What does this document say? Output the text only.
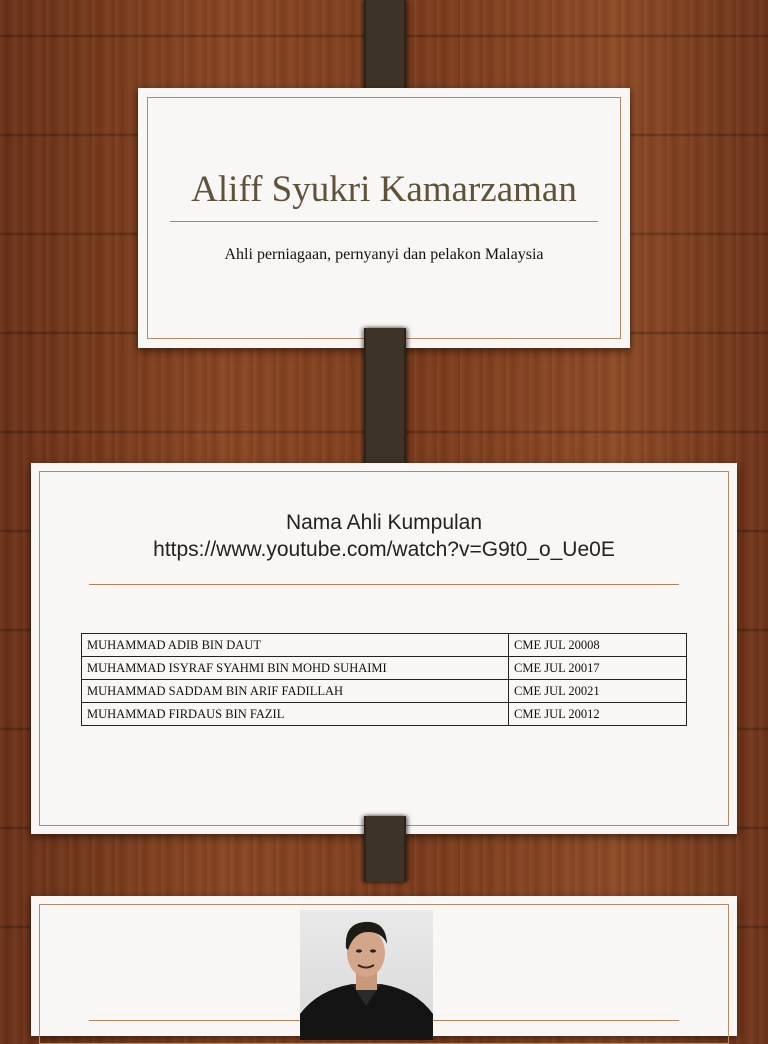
Aliff Syukri Kamarzaman
Ahli perniagaan, pernyanyi dan pelakon Malaysia
Nama Ahli Kumpulan
https://www.youtube.com/watch?v=G9t0_o_Ue0E
MUHAMMAD ADIB BIN DAUT	CME JUL 20008
MUHAMMAD ISYRAF SYAHMI BIN MOHD SUHAIMI	CME JUL 20017
MUHAMMAD SADDAM BIN ARIF FADILLAH	CME JUL 20021
MUHAMMAD FIRDAUS BIN FAZIL	CME JUL 20012
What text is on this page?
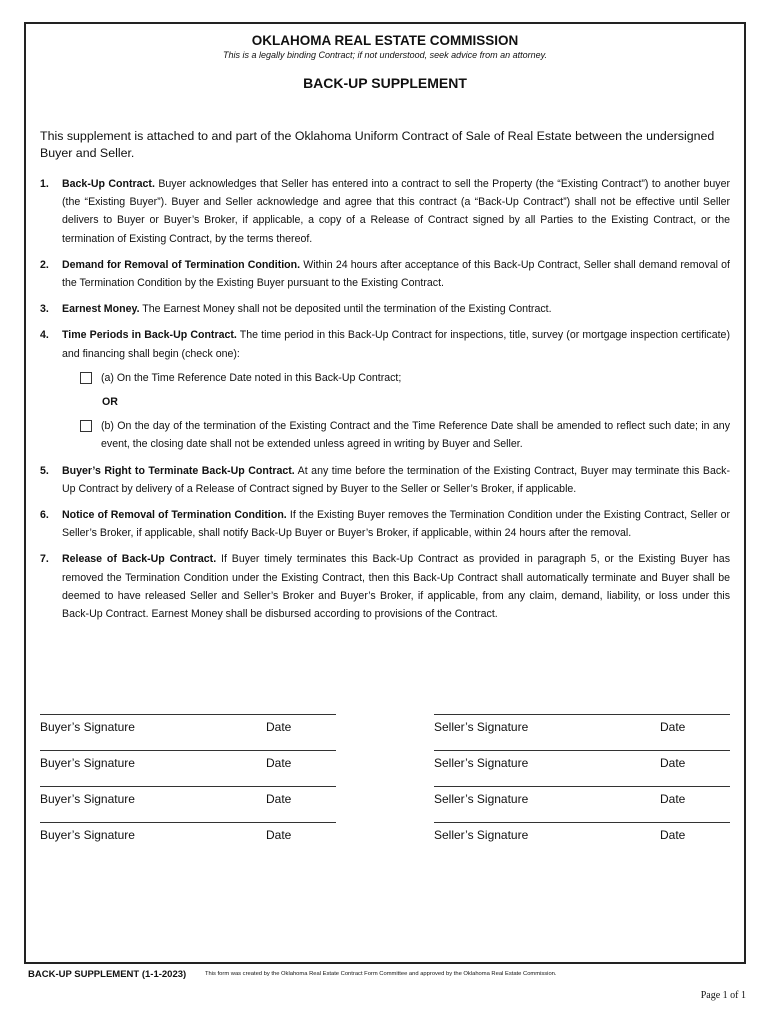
OKLAHOMA REAL ESTATE COMMISSION
This is a legally binding Contract; if not understood, seek advice from an attorney.
BACK-UP SUPPLEMENT
This supplement is attached to and part of the Oklahoma Uniform Contract of Sale of Real Estate between the undersigned Buyer and Seller.
1.	Back-Up Contract. Buyer acknowledges that Seller has entered into a contract to sell the Property (the “Existing Contract”) to another buyer (the “Existing Buyer”). Buyer and Seller acknowledge and agree that this contract (a “Back-Up Contract”) shall not be effective until Seller delivers to Buyer or Buyer’s Broker, if applicable, a copy of a Release of Contract signed by all Parties to the Existing Contract, or the termination of Existing Contract, by the terms thereof.
2.	Demand for Removal of Termination Condition. Within 24 hours after acceptance of this Back-Up Contract, Seller shall demand removal of the Termination Condition by the Existing Buyer pursuant to the Existing Contract.
3.	Earnest Money. The Earnest Money shall not be deposited until the termination of the Existing Contract.
4.	Time Periods in Back-Up Contract. The time period in this Back-Up Contract for inspections, title, survey (or mortgage inspection certificate) and financing shall begin (check one):
(a) On the Time Reference Date noted in this Back-Up Contract;
OR
(b) On the day of the termination of the Existing Contract and the Time Reference Date shall be amended to reflect such date; in any event, the closing date shall not be extended unless agreed in writing by Buyer and Seller.
5.	Buyer’s Right to Terminate Back-Up Contract. At any time before the termination of the Existing Contract, Buyer may terminate this Back-Up Contract by delivery of a Release of Contract signed by Buyer to the Seller or Seller’s Broker, if applicable.
6.	Notice of Removal of Termination Condition. If the Existing Buyer removes the Termination Condition under the Existing Contract, Seller or Seller’s Broker, if applicable, shall notify Back-Up Buyer or Buyer’s Broker, if applicable, within 24 hours after the removal.
7.	Release of Back-Up Contract. If Buyer timely terminates this Back-Up Contract as provided in paragraph 5, or the Existing Buyer has removed the Termination Condition under the Existing Contract, then this Back-Up Contract shall automatically terminate and Buyer shall be deemed to have released Seller and Seller’s Broker and Buyer’s Broker, if applicable, from any claim, demand, liability, or loss under this Back-Up Contract. Earnest Money shall be disbursed according to provisions of the Contract.
Buyer’s Signature	Date	Seller’s Signature	Date
Buyer’s Signature	Date	Seller’s Signature	Date
Buyer’s Signature	Date	Seller’s Signature	Date
Buyer’s Signature	Date	Seller’s Signature	Date
BACK-UP SUPPLEMENT (1-1-2023)	This form was created by the Oklahoma Real Estate Contract Form Committee and approved by the Oklahoma Real Estate Commission.
Page 1 of 1
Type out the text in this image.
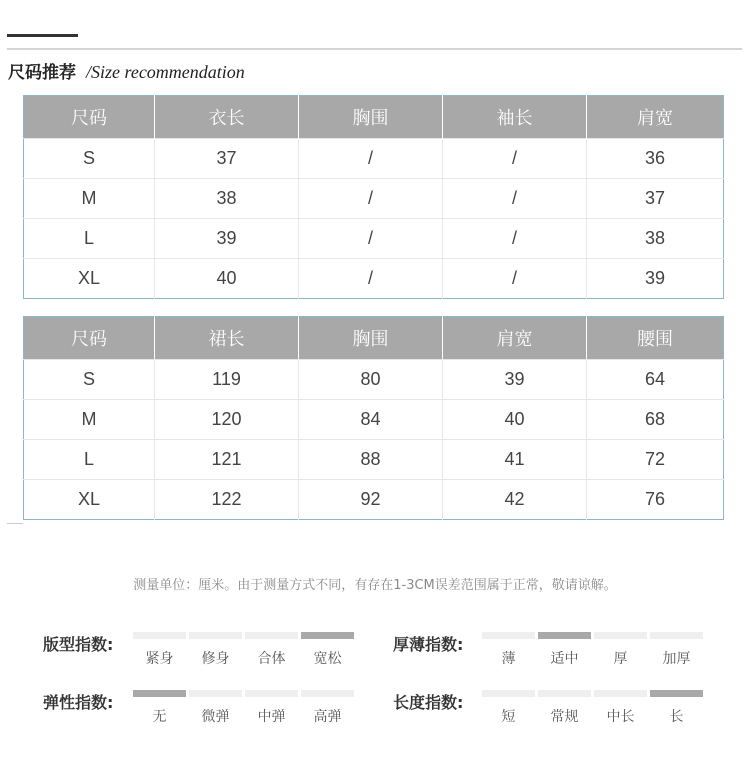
尺码推荐 /Size recommendation
尺码	衣长	胸围	袖长	肩宽
S	37	/	/	36
M	38	/	/	37
L	39	/	/	38
XL	40	/	/	39
尺码	裙长	胸围	肩宽	腰围
S	119	80	39	64
M	120	84	40	68
L	121	88	41	72
XL	122	92	42	76
测量单位：厘米。由于测量方式不同，有存在1-3CM误差范围属于正常，敬请谅解。
版型指数:
紧身	修身	合体	宽松
厚薄指数:
薄	适中	厚	加厚
弹性指数:
无	微弹	中弹	高弹
长度指数:
短	常规	中长	长
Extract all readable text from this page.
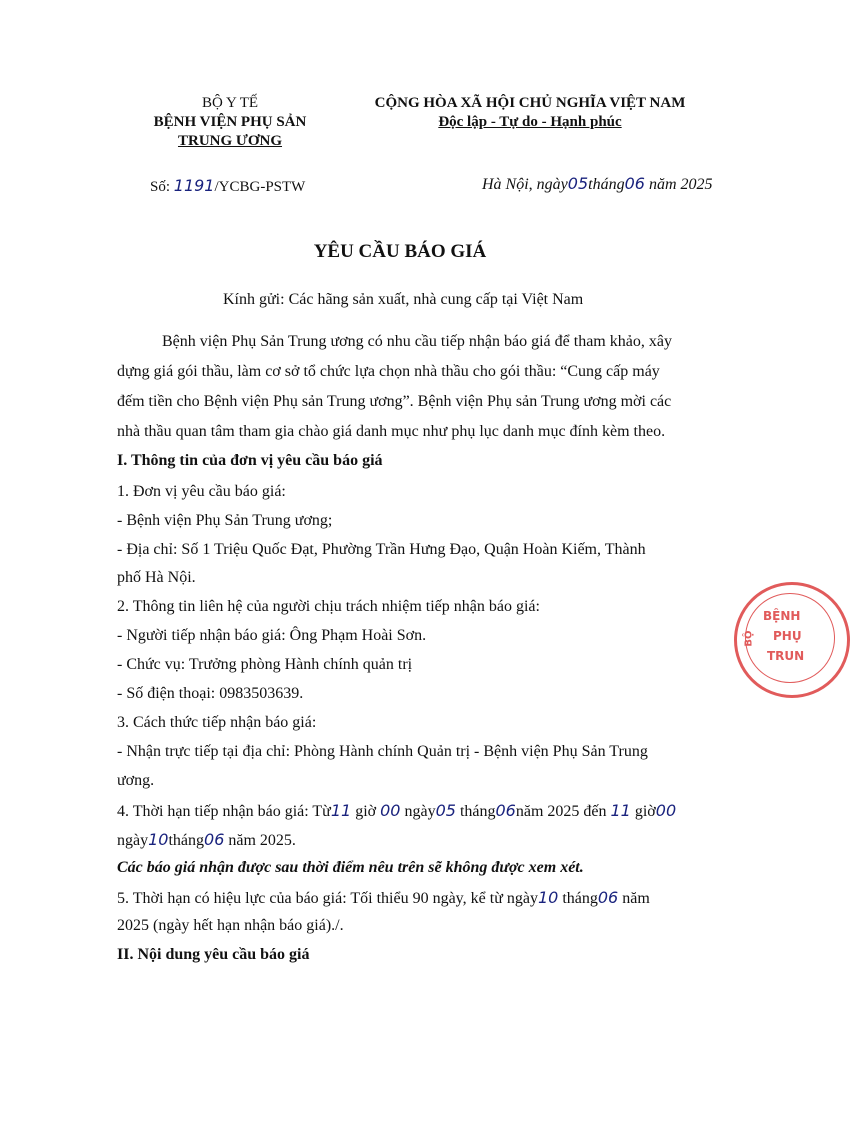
BỘ Y TẾ
BỆNH VIỆN PHỤ SẢN
TRUNG ƯƠNG
CỘNG HÒA XÃ HỘI CHỦ NGHĨA VIỆT NAM
Độc lập - Tự do - Hạnh phúc
Số: 1191/YCBG-PSTW	Hà Nội, ngày05tháng06 năm 2025
YÊU CẦU BÁO GIÁ
Kính gửi: Các hãng sản xuất, nhà cung cấp tại Việt Nam
Bệnh viện Phụ Sản Trung ương có nhu cầu tiếp nhận báo giá để tham khảo, xây
dựng giá gói thầu, làm cơ sở tổ chức lựa chọn nhà thầu cho gói thầu: “Cung cấp máy
đếm tiền cho Bệnh viện Phụ sản Trung ương”. Bệnh viện Phụ sản Trung ương mời các
nhà thầu quan tâm tham gia chào giá danh mục như phụ lục danh mục đính kèm theo.
I. Thông tin của đơn vị yêu cầu báo giá
1. Đơn vị yêu cầu báo giá:
- Bệnh viện Phụ Sản Trung ương;
- Địa chỉ: Số 1 Triệu Quốc Đạt, Phường Trần Hưng Đạo, Quận Hoàn Kiếm, Thành
phố Hà Nội.
2. Thông tin liên hệ của người chịu trách nhiệm tiếp nhận báo giá:
- Người tiếp nhận báo giá: Ông Phạm Hoài Sơn.
- Chức vụ: Trưởng phòng Hành chính quản trị
- Số điện thoại: 0983503639.
3. Cách thức tiếp nhận báo giá:
- Nhận trực tiếp tại địa chỉ: Phòng Hành chính Quản trị - Bệnh viện Phụ Sản Trung
ương.
4. Thời hạn tiếp nhận báo giá: Từ11 giờ 00 ngày05 tháng06năm 2025 đến 11 giờ00
ngày10tháng06 năm 2025.
Các báo giá nhận được sau thời điểm nêu trên sẽ không được xem xét.
5. Thời hạn có hiệu lực của báo giá: Tối thiểu 90 ngày, kể từ ngày10 tháng06 năm
2025 (ngày hết hạn nhận báo giá)./.
II. Nội dung yêu cầu báo giá
BỆNH
PHỤ
TRUN
BỘ
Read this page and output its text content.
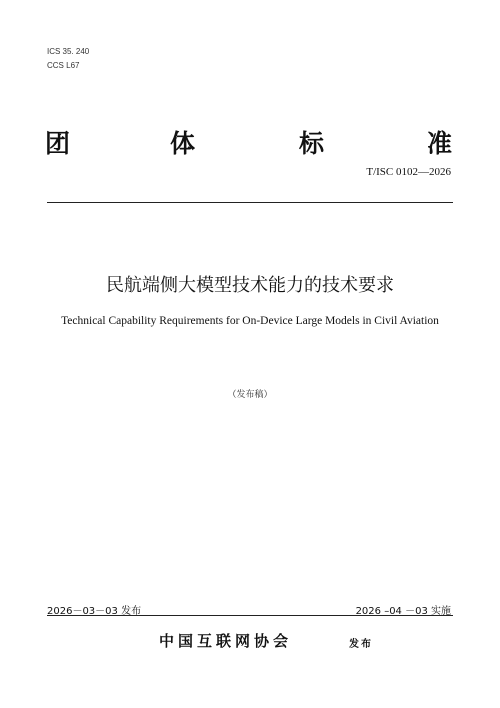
ICS 35. 240
CCS L67
团	体	标	准
T/ISC 0102—2026
民航端侧大模型技术能力的技术要求
Technical Capability Requirements for On-Device Large Models in Civil Aviation
（发布稿）
2026－03－03 发布	2026 –04 －03 实施
中国互联网协会	发布
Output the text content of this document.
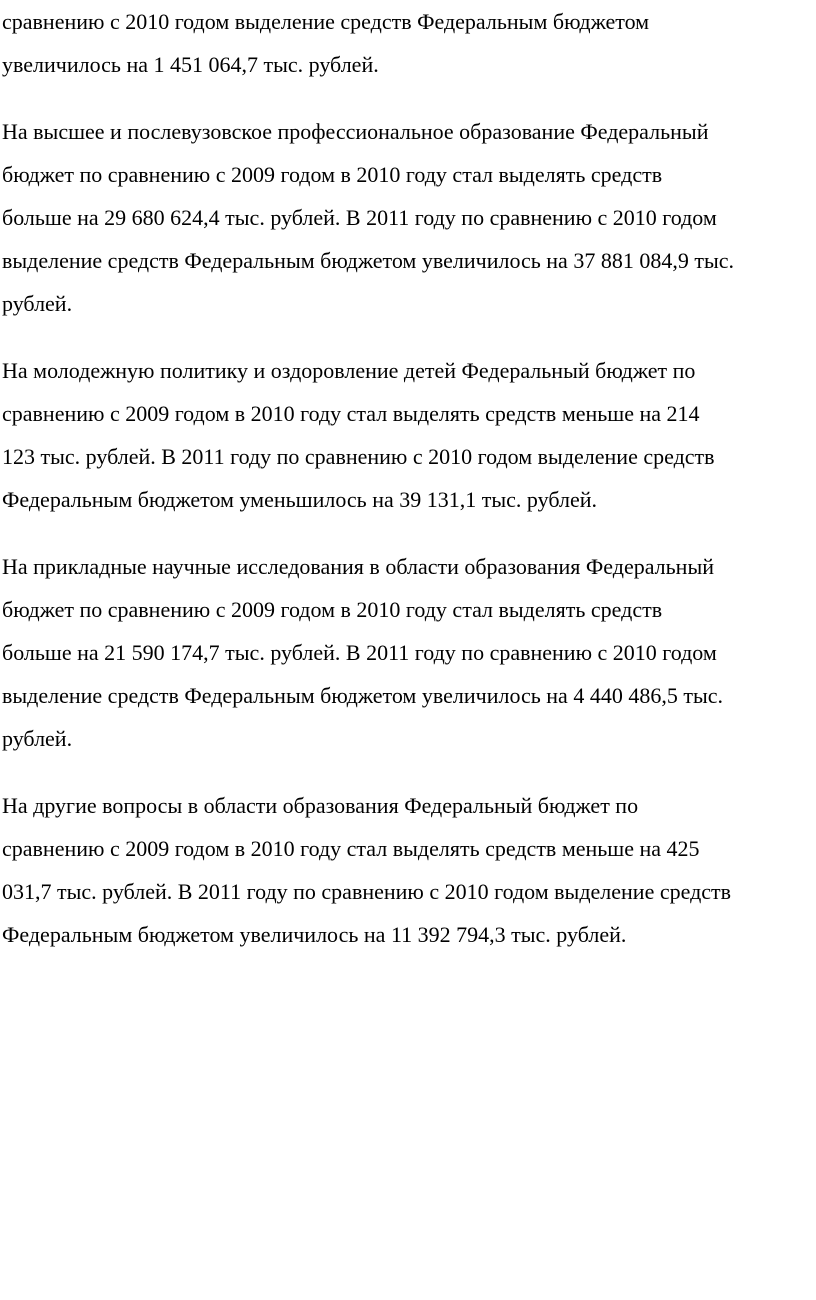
сравнению с 2010 годом выделение средств Федеральным бюджетом
увеличилось на 1 451 064,7 тыс. рублей.

На высшее и послевузовское профессиональное образование Федеральный
бюджет по сравнению с 2009 годом в 2010 году стал выделять средств
больше на 29 680 624,4 тыс. рублей. В 2011 году по сравнению с 2010 годом
выделение средств Федеральным бюджетом увеличилось на 37 881 084,9 тыс.
рублей.

На молодежную политику и оздоровление детей Федеральный бюджет по
сравнению с 2009 годом в 2010 году стал выделять средств меньше на 214
123 тыс. рублей. В 2011 году по сравнению с 2010 годом выделение средств
Федеральным бюджетом уменьшилось на 39 131,1 тыс. рублей.

На прикладные научные исследования в области образования Федеральный
бюджет по сравнению с 2009 годом в 2010 году стал выделять средств
больше на 21 590 174,7 тыс. рублей. В 2011 году по сравнению с 2010 годом
выделение средств Федеральным бюджетом увеличилось на 4 440 486,5 тыс.
рублей.

На другие вопросы в области образования Федеральный бюджет по
сравнению с 2009 годом в 2010 году стал выделять средств меньше на 425
031,7 тыс. рублей. В 2011 году по сравнению с 2010 годом выделение средств
Федеральным бюджетом увеличилось на 11 392 794,3 тыс. рублей.
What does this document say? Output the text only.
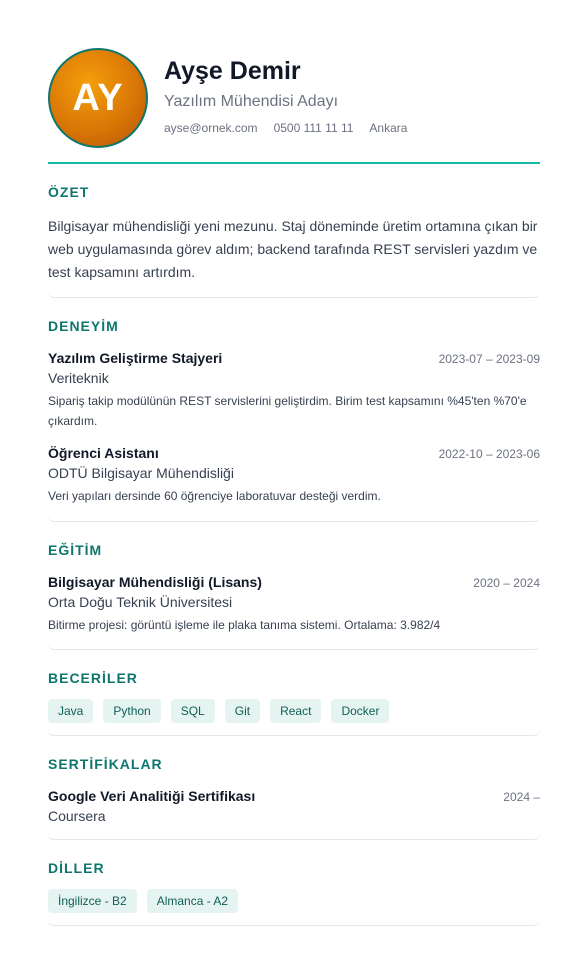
AY
Ayşe Demir
Yazılım Mühendisi Adayı
ayse@ornek.com 0500 111 11 11 Ankara
ÖZET
Bilgisayar mühendisliği yeni mezunu. Staj döneminde üretim ortamına çıkan bir web uygulamasında görev aldım; backend tarafında REST servisleri yazdım ve test kapsamını artırdım.
DENEYİM
Yazılım Geliştirme Stajyeri	2023-07 – 2023-09
Veriteknik
Sipariş takip modülünün REST servislerini geliştirdim. Birim test kapsamını %45'ten %70'e çıkardım.
Öğrenci Asistanı	2022-10 – 2023-06
ODTÜ Bilgisayar Mühendisliği
Veri yapıları dersinde 60 öğrenciye laboratuvar desteği verdim.
EĞİTİM
Bilgisayar Mühendisliği (Lisans)	2020 – 2024
Orta Doğu Teknik Üniversitesi
Bitirme projesi: görüntü işleme ile plaka tanıma sistemi. Ortalama: 3.982/4
BECERİLER
Java	Python	SQL	Git	React	Docker
SERTİFİKALAR
Google Veri Analitiği Sertifikası	2024 –
Coursera
DİLLER
İngilizce - B2	Almanca - A2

_Aim:_
Copy out every line of the data that includes "content".

_Response to this exercise:_
Read this page and output its text content.
Output the text content of this document.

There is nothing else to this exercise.